What is asked
Make an exact copy of all the entries, but do not reproduce the pictures.

Dataset excerpts

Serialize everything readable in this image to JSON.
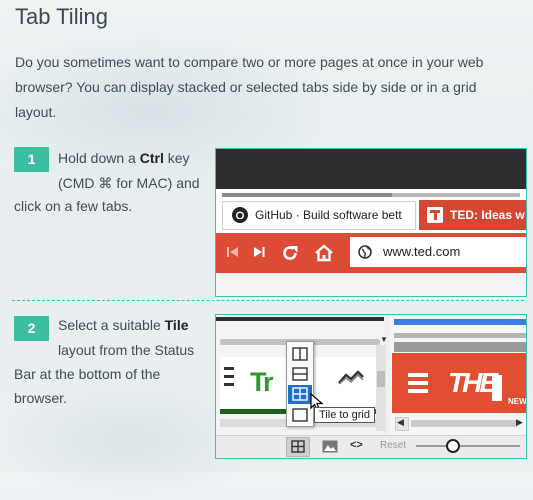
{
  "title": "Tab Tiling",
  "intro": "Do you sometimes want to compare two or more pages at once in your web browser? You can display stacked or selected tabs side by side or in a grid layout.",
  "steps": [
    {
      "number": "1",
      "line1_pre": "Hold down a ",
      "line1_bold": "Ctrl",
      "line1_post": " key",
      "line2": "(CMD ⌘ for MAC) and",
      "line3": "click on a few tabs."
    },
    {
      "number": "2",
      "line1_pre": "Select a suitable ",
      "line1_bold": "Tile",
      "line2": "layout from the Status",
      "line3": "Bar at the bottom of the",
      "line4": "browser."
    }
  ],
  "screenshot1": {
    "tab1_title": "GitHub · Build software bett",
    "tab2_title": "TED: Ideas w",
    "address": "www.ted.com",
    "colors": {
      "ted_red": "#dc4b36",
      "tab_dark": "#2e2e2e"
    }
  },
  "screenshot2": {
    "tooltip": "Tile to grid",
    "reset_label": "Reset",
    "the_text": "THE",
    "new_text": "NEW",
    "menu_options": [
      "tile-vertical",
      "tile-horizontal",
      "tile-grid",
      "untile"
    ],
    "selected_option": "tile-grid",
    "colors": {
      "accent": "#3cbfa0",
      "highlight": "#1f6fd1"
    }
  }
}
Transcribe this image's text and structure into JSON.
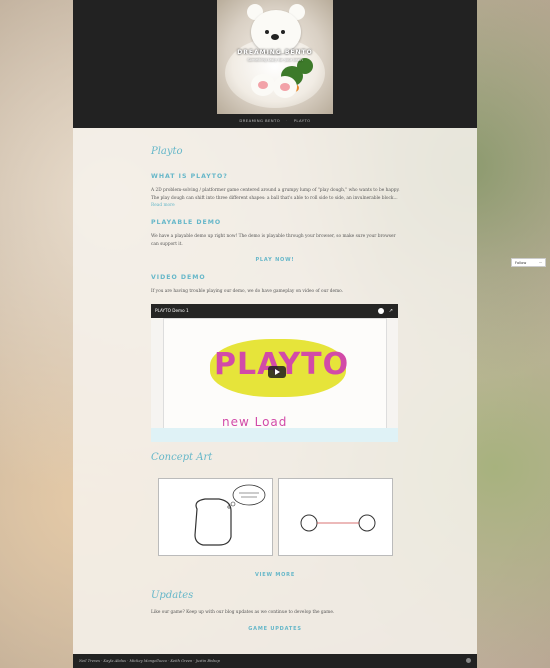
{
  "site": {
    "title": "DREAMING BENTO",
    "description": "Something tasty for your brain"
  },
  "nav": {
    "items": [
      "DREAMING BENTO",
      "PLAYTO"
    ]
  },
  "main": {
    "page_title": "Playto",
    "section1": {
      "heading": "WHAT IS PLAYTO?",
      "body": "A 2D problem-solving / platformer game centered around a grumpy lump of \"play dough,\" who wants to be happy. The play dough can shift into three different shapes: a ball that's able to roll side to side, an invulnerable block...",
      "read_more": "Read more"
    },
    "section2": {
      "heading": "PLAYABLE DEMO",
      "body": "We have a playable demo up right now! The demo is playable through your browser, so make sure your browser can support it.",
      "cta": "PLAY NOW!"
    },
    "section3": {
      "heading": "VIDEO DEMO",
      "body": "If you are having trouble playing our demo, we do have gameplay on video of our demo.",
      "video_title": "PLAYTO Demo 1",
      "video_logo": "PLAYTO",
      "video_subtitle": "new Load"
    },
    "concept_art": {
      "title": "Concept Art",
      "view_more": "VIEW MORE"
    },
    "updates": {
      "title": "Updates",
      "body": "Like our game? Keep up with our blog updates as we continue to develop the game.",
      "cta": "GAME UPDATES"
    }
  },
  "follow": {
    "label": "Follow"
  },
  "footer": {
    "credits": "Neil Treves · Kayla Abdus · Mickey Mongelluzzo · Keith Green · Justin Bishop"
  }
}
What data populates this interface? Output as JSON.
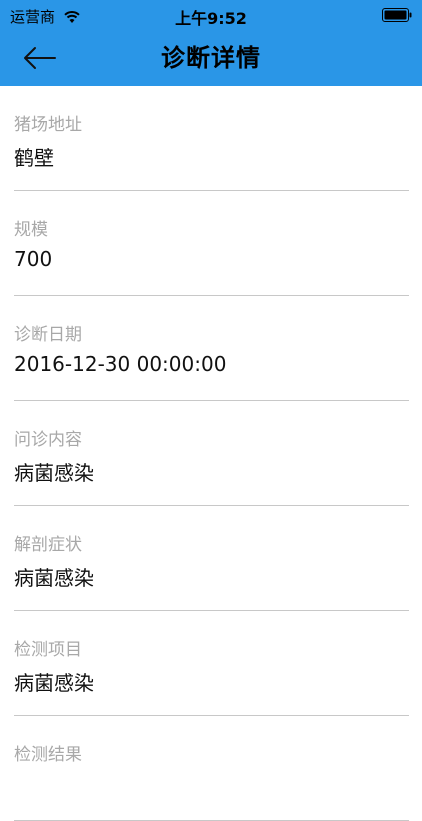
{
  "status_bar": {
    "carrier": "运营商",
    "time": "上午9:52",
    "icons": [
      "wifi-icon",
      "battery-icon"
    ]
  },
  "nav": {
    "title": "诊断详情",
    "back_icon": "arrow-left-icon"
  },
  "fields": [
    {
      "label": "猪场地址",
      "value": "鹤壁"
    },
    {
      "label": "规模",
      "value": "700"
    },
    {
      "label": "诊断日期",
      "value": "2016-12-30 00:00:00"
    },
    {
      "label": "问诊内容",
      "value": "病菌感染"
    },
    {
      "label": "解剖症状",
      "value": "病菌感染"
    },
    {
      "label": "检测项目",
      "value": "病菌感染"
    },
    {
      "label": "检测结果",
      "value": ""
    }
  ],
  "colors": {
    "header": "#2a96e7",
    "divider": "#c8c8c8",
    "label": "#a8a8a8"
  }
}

The reply
Serialize everything readable in this image to JSON.
{
  "title": "Tab Tiling",
  "intro": "Do you sometimes want to compare two or more pages at once in your web browser? You can display stacked or selected tabs side by side or in a grid layout.",
  "steps": [
    {
      "number": "1",
      "line1_pre": "Hold down a ",
      "line1_bold": "Ctrl",
      "line1_post": " key",
      "line2": "(CMD ⌘ for MAC) and",
      "line3": "click on a few tabs."
    },
    {
      "number": "2",
      "line1_pre": "Select a suitable ",
      "line1_bold": "Tile",
      "line2": "layout from the Status",
      "line3": "Bar at the bottom of the",
      "line4": "browser."
    }
  ],
  "screenshot1": {
    "tab1_title": "GitHub · Build software bett",
    "tab2_title": "TED: Ideas w",
    "address": "www.ted.com",
    "colors": {
      "ted_red": "#dc4b36",
      "tab_dark": "#2e2e2e"
    }
  },
  "screenshot2": {
    "tooltip": "Tile to grid",
    "reset_label": "Reset",
    "the_text": "THE",
    "new_text": "NEW",
    "menu_options": [
      "tile-vertical",
      "tile-horizontal",
      "tile-grid",
      "untile"
    ],
    "selected_option": "tile-grid",
    "colors": {
      "accent": "#3cbfa0",
      "highlight": "#1f6fd1"
    }
  }
}
Transcribe this image's text and structure into JSON.
{
  "site": {
    "title": "DREAMING BENTO",
    "description": "Something tasty for your brain"
  },
  "nav": {
    "items": [
      "DREAMING BENTO",
      "PLAYTO"
    ]
  },
  "main": {
    "page_title": "Playto",
    "section1": {
      "heading": "WHAT IS PLAYTO?",
      "body": "A 2D problem-solving / platformer game centered around a grumpy lump of \"play dough,\" who wants to be happy. The play dough can shift into three different shapes: a ball that's able to roll side to side, an invulnerable block...",
      "read_more": "Read more"
    },
    "section2": {
      "heading": "PLAYABLE DEMO",
      "body": "We have a playable demo up right now! The demo is playable through your browser, so make sure your browser can support it.",
      "cta": "PLAY NOW!"
    },
    "section3": {
      "heading": "VIDEO DEMO",
      "body": "If you are having trouble playing our demo, we do have gameplay on video of our demo.",
      "video_title": "PLAYTO Demo 1",
      "video_logo": "PLAYTO",
      "video_subtitle": "new Load"
    },
    "concept_art": {
      "title": "Concept Art",
      "view_more": "VIEW MORE"
    },
    "updates": {
      "title": "Updates",
      "body": "Like our game? Keep up with our blog updates as we continue to develop the game.",
      "cta": "GAME UPDATES"
    }
  },
  "follow": {
    "label": "Follow"
  },
  "footer": {
    "credits": "Neil Treves · Kayla Abdus · Mickey Mongelluzzo · Keith Green · Justin Bishop"
  }
}
What data populates this interface? Output as JSON.
{
  "status_bar": {
    "carrier": "运营商",
    "time": "上午9:52",
    "icons": [
      "wifi-icon",
      "battery-icon"
    ]
  },
  "nav": {
    "title": "诊断详情",
    "back_icon": "arrow-left-icon"
  },
  "fields": [
    {
      "label": "猪场地址",
      "value": "鹤壁"
    },
    {
      "label": "规模",
      "value": "700"
    },
    {
      "label": "诊断日期",
      "value": "2016-12-30 00:00:00"
    },
    {
      "label": "问诊内容",
      "value": "病菌感染"
    },
    {
      "label": "解剖症状",
      "value": "病菌感染"
    },
    {
      "label": "检测项目",
      "value": "病菌感染"
    },
    {
      "label": "检测结果",
      "value": ""
    }
  ],
  "colors": {
    "header": "#2a96e7",
    "divider": "#c8c8c8",
    "label": "#a8a8a8"
  }
}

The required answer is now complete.